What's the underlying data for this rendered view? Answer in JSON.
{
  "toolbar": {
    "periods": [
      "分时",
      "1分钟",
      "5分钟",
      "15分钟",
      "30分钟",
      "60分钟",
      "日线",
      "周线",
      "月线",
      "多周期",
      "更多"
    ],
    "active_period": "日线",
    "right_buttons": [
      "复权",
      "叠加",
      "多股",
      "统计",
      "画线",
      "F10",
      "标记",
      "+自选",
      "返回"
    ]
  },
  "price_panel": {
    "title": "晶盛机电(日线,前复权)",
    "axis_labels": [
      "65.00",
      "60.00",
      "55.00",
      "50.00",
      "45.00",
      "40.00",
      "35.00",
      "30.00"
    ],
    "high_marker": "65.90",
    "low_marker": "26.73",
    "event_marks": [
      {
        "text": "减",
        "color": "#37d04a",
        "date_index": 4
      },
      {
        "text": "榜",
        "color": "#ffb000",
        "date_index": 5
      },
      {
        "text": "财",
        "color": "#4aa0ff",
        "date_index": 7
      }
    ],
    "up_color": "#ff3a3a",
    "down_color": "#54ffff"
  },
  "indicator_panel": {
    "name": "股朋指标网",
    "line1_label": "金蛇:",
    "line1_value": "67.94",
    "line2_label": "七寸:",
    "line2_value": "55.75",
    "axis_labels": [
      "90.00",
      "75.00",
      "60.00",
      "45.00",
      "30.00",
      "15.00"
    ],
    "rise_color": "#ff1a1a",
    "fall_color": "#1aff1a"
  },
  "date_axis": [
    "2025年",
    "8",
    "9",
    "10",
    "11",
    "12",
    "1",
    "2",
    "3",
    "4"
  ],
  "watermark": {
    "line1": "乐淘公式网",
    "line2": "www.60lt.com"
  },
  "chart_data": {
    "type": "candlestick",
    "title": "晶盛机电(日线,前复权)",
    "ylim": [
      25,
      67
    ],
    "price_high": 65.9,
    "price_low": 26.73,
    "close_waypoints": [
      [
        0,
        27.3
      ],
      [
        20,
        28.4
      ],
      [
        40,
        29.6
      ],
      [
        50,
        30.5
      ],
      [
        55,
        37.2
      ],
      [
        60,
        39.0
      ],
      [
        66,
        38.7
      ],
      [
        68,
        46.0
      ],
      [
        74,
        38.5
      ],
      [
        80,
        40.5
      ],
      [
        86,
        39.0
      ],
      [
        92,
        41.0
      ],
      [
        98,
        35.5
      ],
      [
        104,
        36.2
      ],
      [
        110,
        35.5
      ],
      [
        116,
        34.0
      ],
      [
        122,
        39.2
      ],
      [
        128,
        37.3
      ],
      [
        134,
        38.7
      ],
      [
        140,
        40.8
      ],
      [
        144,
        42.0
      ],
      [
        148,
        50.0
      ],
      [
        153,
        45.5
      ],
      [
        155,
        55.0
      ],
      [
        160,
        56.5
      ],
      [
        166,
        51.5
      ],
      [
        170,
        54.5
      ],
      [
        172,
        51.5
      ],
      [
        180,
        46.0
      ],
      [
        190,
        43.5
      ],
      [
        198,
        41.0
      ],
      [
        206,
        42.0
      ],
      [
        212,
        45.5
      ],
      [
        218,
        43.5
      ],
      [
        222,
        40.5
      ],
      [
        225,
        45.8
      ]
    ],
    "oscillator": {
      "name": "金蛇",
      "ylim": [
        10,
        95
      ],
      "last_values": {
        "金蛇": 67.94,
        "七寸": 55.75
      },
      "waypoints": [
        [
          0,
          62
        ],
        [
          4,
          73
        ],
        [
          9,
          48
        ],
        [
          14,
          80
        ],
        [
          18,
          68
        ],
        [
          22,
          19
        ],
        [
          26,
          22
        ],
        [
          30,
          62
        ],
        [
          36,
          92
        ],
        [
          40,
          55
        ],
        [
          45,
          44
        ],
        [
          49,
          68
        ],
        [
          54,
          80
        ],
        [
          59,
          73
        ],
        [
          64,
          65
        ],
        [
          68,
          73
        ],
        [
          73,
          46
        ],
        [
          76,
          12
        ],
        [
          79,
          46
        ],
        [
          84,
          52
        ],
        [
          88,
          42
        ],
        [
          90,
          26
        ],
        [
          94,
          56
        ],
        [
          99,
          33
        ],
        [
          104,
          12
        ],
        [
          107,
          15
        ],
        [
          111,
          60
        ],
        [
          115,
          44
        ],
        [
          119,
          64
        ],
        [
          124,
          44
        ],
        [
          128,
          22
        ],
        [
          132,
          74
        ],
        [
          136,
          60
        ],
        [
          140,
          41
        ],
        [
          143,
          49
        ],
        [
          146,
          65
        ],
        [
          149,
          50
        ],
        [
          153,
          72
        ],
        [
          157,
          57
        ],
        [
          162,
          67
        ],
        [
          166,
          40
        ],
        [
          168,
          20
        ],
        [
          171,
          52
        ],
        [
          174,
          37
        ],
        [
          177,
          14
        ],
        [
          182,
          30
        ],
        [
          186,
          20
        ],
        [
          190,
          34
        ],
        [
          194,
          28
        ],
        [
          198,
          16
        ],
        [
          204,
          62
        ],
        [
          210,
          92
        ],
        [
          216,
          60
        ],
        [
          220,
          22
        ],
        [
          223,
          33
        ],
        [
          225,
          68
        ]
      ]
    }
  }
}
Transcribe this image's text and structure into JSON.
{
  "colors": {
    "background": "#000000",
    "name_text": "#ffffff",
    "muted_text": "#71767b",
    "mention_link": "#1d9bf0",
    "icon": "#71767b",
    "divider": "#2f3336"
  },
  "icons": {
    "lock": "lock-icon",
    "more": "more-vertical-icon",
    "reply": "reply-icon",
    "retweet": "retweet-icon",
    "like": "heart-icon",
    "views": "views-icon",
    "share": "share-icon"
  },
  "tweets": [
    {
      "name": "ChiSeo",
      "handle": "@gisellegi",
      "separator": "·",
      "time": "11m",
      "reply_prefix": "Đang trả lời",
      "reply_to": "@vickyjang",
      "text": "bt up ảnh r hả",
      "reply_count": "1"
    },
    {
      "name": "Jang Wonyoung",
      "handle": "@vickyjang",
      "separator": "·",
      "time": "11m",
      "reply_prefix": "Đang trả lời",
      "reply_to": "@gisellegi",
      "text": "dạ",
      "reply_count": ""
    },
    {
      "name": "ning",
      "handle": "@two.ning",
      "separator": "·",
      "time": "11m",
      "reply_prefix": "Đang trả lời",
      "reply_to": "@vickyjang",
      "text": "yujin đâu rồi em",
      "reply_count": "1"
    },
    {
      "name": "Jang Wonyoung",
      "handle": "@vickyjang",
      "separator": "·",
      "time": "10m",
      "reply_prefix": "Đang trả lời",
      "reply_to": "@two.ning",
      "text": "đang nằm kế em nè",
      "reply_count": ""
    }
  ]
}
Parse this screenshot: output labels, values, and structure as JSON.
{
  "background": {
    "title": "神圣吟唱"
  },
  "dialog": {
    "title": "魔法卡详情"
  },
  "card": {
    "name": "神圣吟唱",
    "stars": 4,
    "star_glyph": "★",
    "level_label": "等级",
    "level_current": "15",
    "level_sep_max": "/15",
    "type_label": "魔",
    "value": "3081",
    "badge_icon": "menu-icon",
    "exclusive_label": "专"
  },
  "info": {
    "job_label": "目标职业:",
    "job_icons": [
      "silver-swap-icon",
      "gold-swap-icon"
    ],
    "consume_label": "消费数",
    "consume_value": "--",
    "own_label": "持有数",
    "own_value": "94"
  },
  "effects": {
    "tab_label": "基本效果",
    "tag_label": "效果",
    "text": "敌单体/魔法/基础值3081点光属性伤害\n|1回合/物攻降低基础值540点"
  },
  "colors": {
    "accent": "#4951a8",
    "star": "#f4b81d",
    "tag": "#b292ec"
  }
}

┄┄┄┄┄┄┄┄┄┄┄┄┄┄┄┄┄┄┄┄

(Task directions): Which lines include "title"? Copy each of them out.

(Result of this task):
    "title": "晶盛机电(日线,前复权)",
    "title": "晶盛机电(日线,前复权)",
    "title": "神圣吟唱"
    "title": "魔法卡详情"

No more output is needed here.